Collect the lines of the entries where "final" shows up.

*** RECORDS FOR THE TASK

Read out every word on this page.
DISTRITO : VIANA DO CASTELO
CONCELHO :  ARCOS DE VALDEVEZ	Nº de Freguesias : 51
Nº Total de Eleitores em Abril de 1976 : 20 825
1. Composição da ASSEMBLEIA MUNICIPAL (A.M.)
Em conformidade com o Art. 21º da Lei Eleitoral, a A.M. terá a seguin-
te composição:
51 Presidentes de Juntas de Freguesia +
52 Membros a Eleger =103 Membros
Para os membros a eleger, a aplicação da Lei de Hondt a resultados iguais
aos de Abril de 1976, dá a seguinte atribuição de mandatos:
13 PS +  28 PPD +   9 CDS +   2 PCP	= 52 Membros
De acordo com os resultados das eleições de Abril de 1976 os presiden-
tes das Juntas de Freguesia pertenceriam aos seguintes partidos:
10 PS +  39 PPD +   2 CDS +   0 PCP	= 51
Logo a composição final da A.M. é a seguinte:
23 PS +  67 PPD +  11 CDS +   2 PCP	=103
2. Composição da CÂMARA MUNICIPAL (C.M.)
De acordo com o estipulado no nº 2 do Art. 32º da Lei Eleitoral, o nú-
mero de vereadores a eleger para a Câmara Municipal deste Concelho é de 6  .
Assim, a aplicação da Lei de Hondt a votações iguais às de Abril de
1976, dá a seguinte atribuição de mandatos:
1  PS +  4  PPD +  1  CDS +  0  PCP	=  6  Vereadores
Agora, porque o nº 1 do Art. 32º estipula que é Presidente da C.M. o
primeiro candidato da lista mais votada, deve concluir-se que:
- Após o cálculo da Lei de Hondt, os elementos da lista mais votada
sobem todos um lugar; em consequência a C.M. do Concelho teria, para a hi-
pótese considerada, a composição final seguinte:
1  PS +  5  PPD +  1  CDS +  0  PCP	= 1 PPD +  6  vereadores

******
*** RECORDS FOR THE TASK

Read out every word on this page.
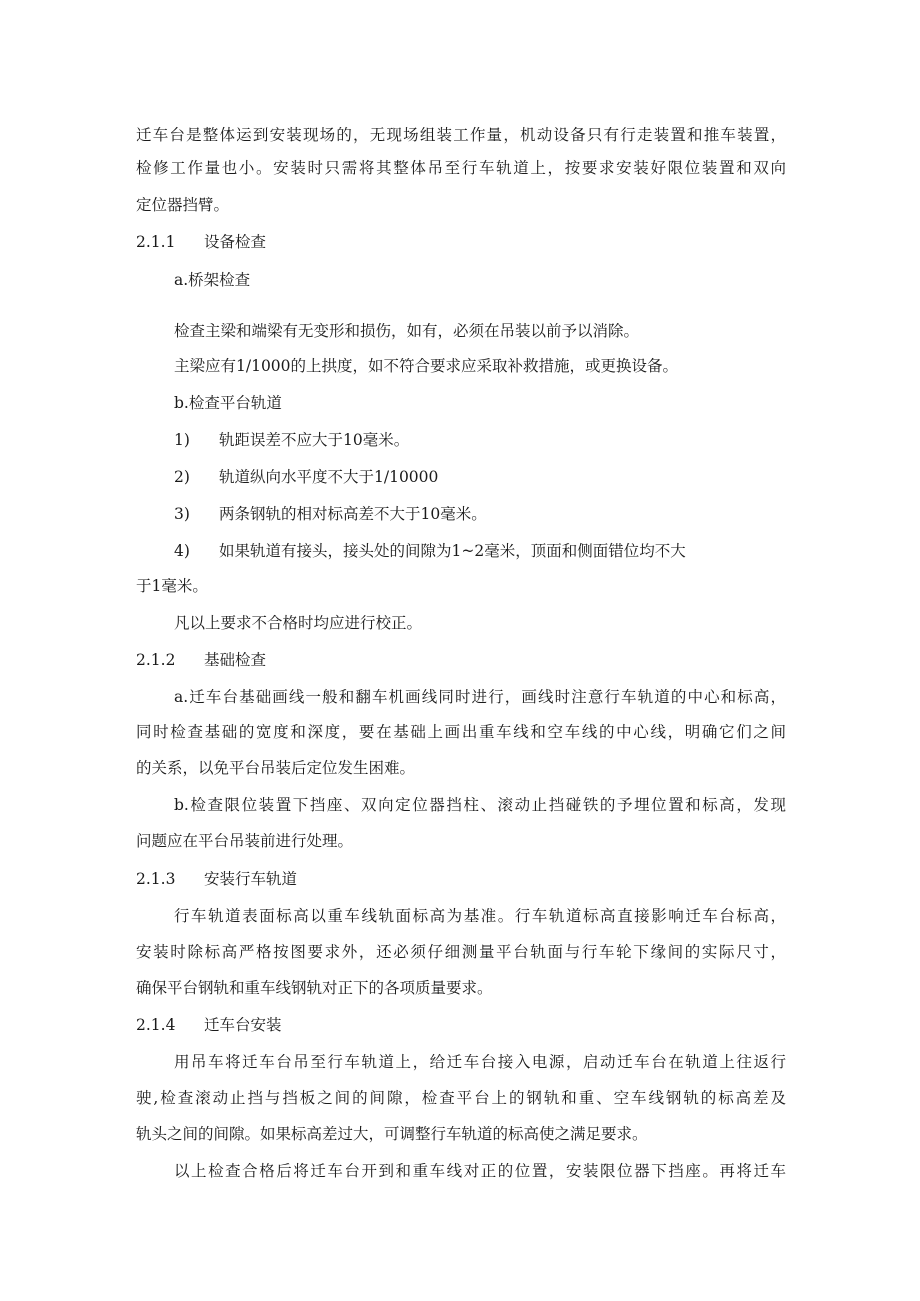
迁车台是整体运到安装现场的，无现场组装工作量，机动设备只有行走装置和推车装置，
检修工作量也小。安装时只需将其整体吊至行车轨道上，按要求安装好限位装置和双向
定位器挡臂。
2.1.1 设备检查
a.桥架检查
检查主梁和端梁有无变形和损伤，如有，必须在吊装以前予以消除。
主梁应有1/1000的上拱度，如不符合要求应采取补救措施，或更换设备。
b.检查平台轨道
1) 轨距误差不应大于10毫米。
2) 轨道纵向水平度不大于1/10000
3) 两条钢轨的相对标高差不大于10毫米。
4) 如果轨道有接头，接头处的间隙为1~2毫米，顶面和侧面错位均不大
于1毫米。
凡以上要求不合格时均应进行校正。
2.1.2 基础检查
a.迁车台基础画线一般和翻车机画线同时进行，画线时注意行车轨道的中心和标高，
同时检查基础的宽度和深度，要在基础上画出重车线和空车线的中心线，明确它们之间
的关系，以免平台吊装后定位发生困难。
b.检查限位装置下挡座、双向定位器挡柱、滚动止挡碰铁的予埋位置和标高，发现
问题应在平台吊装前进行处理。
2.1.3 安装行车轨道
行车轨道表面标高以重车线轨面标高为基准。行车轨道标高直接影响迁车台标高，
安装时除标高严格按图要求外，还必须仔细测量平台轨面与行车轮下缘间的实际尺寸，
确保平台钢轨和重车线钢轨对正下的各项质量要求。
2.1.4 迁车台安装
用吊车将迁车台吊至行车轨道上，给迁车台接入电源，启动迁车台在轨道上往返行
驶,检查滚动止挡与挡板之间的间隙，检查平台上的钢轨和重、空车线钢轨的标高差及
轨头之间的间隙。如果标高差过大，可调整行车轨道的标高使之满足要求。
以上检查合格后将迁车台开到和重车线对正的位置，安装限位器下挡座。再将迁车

******
*** RECORDS FOR THE TASK

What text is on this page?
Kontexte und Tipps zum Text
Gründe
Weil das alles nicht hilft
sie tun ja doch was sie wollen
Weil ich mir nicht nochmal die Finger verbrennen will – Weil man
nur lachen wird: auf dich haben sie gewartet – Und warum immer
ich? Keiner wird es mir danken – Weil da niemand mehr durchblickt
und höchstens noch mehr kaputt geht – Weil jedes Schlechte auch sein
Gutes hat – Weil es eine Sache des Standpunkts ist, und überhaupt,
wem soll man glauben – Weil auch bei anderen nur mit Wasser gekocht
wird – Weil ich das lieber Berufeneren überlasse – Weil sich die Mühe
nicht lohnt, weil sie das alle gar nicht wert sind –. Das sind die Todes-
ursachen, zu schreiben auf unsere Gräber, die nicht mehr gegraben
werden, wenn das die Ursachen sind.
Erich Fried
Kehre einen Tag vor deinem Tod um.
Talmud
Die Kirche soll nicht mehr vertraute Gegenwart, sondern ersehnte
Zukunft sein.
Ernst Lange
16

******

SOLUTION FOR THIS PROBLEM:
Logo a composição final da A.M. é a seguinte:
pótese considerada, a composição final seguinte:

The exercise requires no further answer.